* _WHAT THE TASK REQUIRES_
Reading the listing below, count the lines that contain the word "control" and give that count alone.

--- start of EXERCISE INPUT ---

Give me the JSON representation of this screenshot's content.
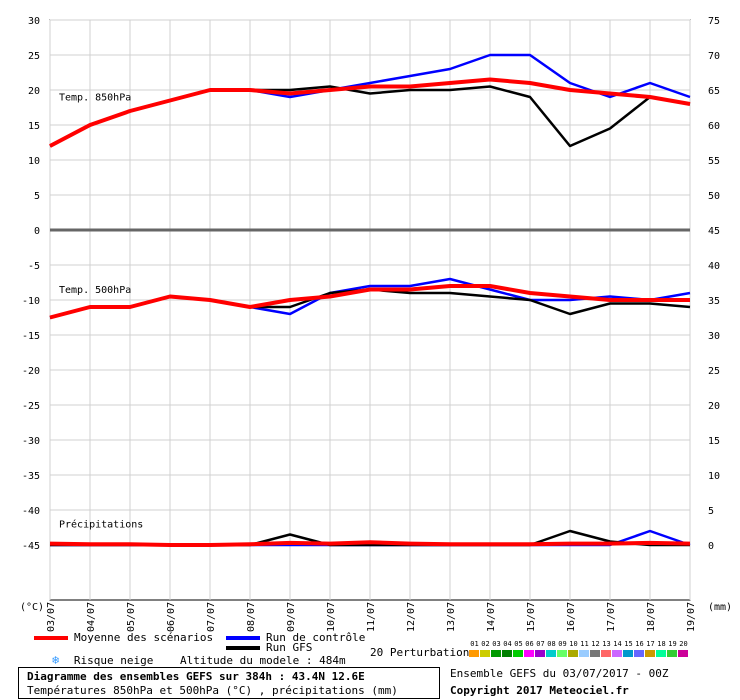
{
  "header": {
    "title": "Diagramme des ensembles GEFS sur 384h : 43.4N 12.6E",
    "subtitle": "Températures 850hPa et 500hPa (°C) , précipitations (mm)",
    "run_info": "Ensemble GEFS du 03/07/2017 - 00Z",
    "copyright": "Copyright 2017 Meteociel.fr",
    "altitude": "Altitude du modele : 484m"
  },
  "legend": {
    "mean": "Moyenne des scénarios",
    "control": "Run de contrôle",
    "gfs": "Run GFS",
    "snow": "Risque neige",
    "perturbations": "20 Perturbations",
    "pert_numbers": [
      "01",
      "02",
      "03",
      "04",
      "05",
      "06",
      "07",
      "08",
      "09",
      "10",
      "11",
      "12",
      "13",
      "14",
      "15",
      "16",
      "17",
      "18",
      "19",
      "20"
    ]
  },
  "colors": {
    "mean": "#ff0000",
    "control": "#0000ff",
    "gfs": "#000000",
    "grid": "#d0d0d0",
    "perturbations": [
      "#ff9900",
      "#cccc00",
      "#009900",
      "#008000",
      "#00cc00",
      "#ff00ff",
      "#9900cc",
      "#00cccc",
      "#66ff66",
      "#aaaa00",
      "#99ccff",
      "#777777",
      "#ff6666",
      "#cc66ff",
      "#0099cc",
      "#6666ff",
      "#cc9900",
      "#00ff99",
      "#33cc33",
      "#cc0099"
    ]
  },
  "chart_data": {
    "type": "line",
    "x": [
      "03/07",
      "04/07",
      "05/07",
      "06/07",
      "07/07",
      "08/07",
      "09/07",
      "10/07",
      "11/07",
      "12/07",
      "13/07",
      "14/07",
      "15/07",
      "16/07",
      "17/07",
      "18/07",
      "19/07"
    ],
    "panels": [
      {
        "label": "Temp. 850hPa",
        "y_left_ticks": [
          0,
          5,
          10,
          15,
          20,
          25,
          30
        ],
        "y_right_ticks": [
          45,
          50,
          55,
          60,
          65,
          70,
          75
        ],
        "ylim": [
          0,
          30
        ],
        "series": [
          {
            "name": "Moyenne des scénarios",
            "values": [
              12,
              15,
              17,
              18.5,
              20,
              20,
              19.5,
              20,
              20.5,
              20.5,
              21,
              21.5,
              21,
              20,
              19.5,
              19,
              18
            ]
          },
          {
            "name": "Run de contrôle",
            "values": [
              12,
              15,
              17,
              18.5,
              20,
              20,
              19,
              20,
              21,
              22,
              23,
              25,
              25,
              21,
              19,
              21,
              19
            ]
          },
          {
            "name": "Run GFS",
            "values": [
              12,
              15,
              17,
              18.5,
              20,
              20,
              20,
              20.5,
              19.5,
              20,
              20,
              20.5,
              19,
              12,
              14.5,
              19,
              18
            ]
          }
        ]
      },
      {
        "label": "Temp. 500hPa",
        "y_left_ticks": [
          -45,
          -40,
          -35,
          -30,
          -25,
          -20,
          -15,
          -10,
          -5
        ],
        "y_right_ticks": [
          0,
          5,
          10,
          15,
          20,
          25,
          30,
          35,
          40
        ],
        "ylim": [
          -45,
          -5
        ],
        "series": [
          {
            "name": "Moyenne des scénarios",
            "values": [
              -12.5,
              -11,
              -11,
              -9.5,
              -10,
              -11,
              -10,
              -9.5,
              -8.5,
              -8.5,
              -8,
              -8,
              -9,
              -9.5,
              -10,
              -10,
              -10
            ]
          },
          {
            "name": "Run de contrôle",
            "values": [
              -12.5,
              -11,
              -11,
              -9.5,
              -10,
              -11,
              -12,
              -9,
              -8,
              -8,
              -7,
              -8.5,
              -10,
              -10,
              -9.5,
              -10,
              -9
            ]
          },
          {
            "name": "Run GFS",
            "values": [
              -12.5,
              -11,
              -11,
              -9.5,
              -10,
              -11,
              -11,
              -9,
              -8.5,
              -9,
              -9,
              -9.5,
              -10,
              -12,
              -10.5,
              -10.5,
              -11
            ]
          }
        ]
      },
      {
        "label": "Précipitations",
        "y_right_ticks": [
          0,
          5
        ],
        "ylim": [
          0,
          10
        ],
        "series": [
          {
            "name": "Moyenne des scénarios",
            "values": [
              0.2,
              0.1,
              0.1,
              0,
              0,
              0.1,
              0.3,
              0.2,
              0.4,
              0.2,
              0.1,
              0.1,
              0.1,
              0.2,
              0.2,
              0.3,
              0.2
            ]
          },
          {
            "name": "Run de contrôle",
            "values": [
              0,
              0,
              0,
              0,
              0,
              0,
              0,
              0,
              0,
              0,
              0,
              0,
              0,
              0,
              0,
              2,
              0
            ]
          },
          {
            "name": "Run GFS",
            "values": [
              0,
              0,
              0,
              0,
              0,
              0,
              1.5,
              0,
              0,
              0,
              0,
              0,
              0,
              2,
              0.5,
              0,
              0
            ]
          }
        ]
      }
    ],
    "x_unit_left": "(°C)",
    "x_unit_right": "(mm)",
    "grid": true
  }
}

--- end of EXERCISE INPUT ---

* _PROBLEM SOLUTION_
2